### Data for processing
## Begin
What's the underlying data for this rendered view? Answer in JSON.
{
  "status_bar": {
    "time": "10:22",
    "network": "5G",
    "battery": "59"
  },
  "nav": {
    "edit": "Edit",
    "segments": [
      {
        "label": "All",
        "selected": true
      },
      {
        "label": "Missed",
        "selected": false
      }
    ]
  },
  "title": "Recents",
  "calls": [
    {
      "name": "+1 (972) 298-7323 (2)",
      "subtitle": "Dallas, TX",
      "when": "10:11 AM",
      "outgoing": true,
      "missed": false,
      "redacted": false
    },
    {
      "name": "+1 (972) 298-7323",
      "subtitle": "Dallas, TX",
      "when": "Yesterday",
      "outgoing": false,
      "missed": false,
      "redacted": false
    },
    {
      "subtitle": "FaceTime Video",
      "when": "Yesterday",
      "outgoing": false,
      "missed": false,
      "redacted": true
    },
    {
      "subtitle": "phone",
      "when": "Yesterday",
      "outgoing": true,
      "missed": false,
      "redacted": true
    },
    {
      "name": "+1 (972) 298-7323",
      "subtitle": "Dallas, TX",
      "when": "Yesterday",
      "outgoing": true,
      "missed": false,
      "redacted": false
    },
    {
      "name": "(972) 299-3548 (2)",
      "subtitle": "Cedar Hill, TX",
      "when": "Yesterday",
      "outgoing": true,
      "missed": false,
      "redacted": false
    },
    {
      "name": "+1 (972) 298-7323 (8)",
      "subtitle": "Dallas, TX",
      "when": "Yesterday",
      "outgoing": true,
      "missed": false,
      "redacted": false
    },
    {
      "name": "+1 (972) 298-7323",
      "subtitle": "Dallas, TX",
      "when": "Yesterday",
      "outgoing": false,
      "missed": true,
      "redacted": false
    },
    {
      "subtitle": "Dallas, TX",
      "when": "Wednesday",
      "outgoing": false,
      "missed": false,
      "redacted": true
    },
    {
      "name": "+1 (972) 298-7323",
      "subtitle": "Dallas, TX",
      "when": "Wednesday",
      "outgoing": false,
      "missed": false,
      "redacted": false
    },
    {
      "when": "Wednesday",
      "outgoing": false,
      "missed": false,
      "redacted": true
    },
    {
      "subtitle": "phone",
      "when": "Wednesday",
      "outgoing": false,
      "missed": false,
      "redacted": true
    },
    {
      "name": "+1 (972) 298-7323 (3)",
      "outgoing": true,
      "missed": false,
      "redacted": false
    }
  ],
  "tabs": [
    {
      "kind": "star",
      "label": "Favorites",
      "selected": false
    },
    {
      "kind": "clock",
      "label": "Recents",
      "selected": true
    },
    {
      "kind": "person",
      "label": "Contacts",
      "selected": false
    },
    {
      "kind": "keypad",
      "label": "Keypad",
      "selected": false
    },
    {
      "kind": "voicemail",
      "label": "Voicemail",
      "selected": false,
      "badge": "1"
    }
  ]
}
## End
### Work to complete
For each line above that contains the word "kind", copy that line.

### Response to the task
      "kind": "star",
      "kind": "clock",
      "kind": "person",
      "kind": "keypad",
      "kind": "voicemail",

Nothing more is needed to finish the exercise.